## PROBLEM
Go through the entries below and retype them exactly, omitting each picture.

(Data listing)
——

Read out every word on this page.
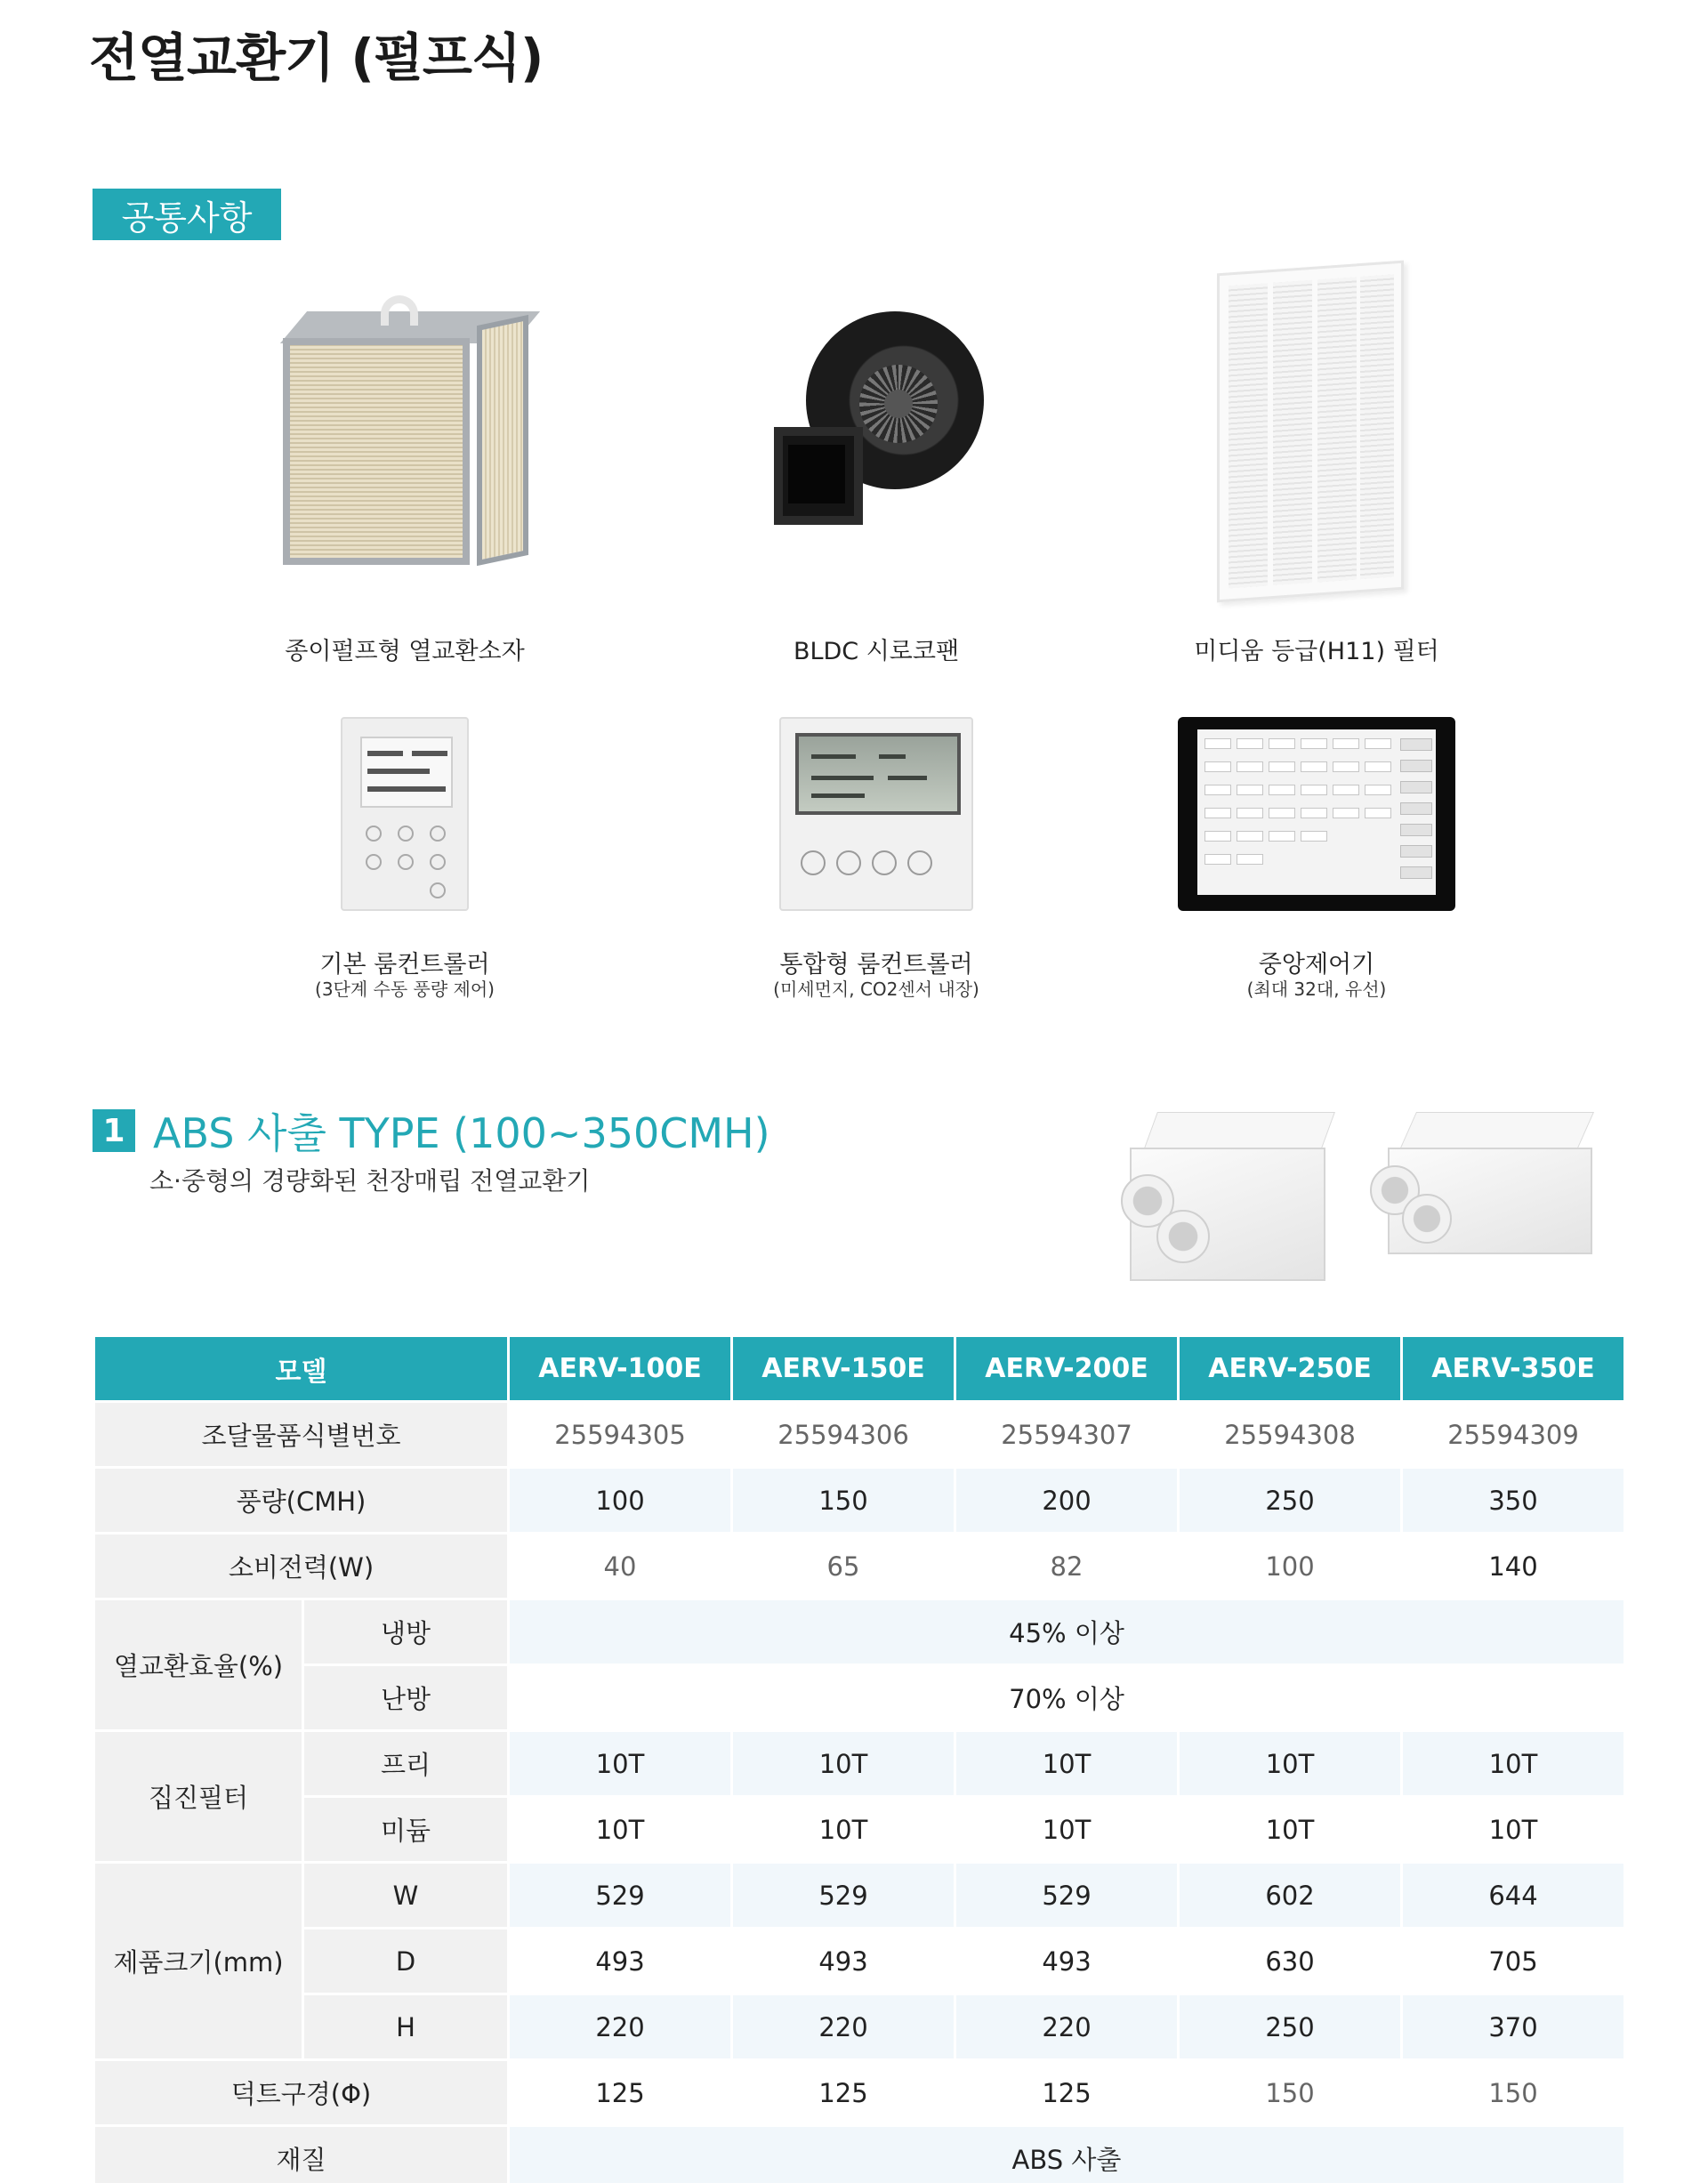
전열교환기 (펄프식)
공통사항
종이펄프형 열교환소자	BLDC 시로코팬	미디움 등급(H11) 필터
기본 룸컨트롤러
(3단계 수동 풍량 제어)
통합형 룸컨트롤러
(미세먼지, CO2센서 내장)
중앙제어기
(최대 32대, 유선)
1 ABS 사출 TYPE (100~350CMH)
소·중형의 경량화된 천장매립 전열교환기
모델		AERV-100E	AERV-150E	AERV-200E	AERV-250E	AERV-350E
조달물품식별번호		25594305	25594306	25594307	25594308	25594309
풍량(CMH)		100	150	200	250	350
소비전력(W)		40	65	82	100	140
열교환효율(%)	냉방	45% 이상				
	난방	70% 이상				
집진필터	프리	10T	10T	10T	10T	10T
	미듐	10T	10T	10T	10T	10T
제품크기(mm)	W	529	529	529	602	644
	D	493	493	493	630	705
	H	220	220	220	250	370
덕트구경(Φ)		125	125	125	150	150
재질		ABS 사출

——

## SOLUTION FOR THIS TASK
Read out every word on this page.
전열교환기 (펄프식)
공통사항
종이펄프형 열교환소자	BLDC 시로코팬	미디움 등급(H11) 필터
기본 룸컨트롤러
(3단계 수동 풍량 제어)
통합형 룸컨트롤러
(미세먼지, CO2센서 내장)
중앙제어기
(최대 32대, 유선)
1 ABS 사출 TYPE (100~350CMH)
소·중형의 경량화된 천장매립 전열교환기
모델		AERV-100E	AERV-150E	AERV-200E	AERV-250E	AERV-350E
조달물품식별번호		25594305	25594306	25594307	25594308	25594309
풍량(CMH)		100	150	200	250	350
소비전력(W)		40	65	82	100	140
열교환효율(%)	냉방	45% 이상				
	난방	70% 이상				
집진필터	프리	10T	10T	10T	10T	10T
	미듐	10T	10T	10T	10T	10T
제품크기(mm)	W	529	529	529	602	644
	D	493	493	493	630	705
	H	220	220	220	250	370
덕트구경(Φ)		125	125	125	150	150
재질		ABS 사출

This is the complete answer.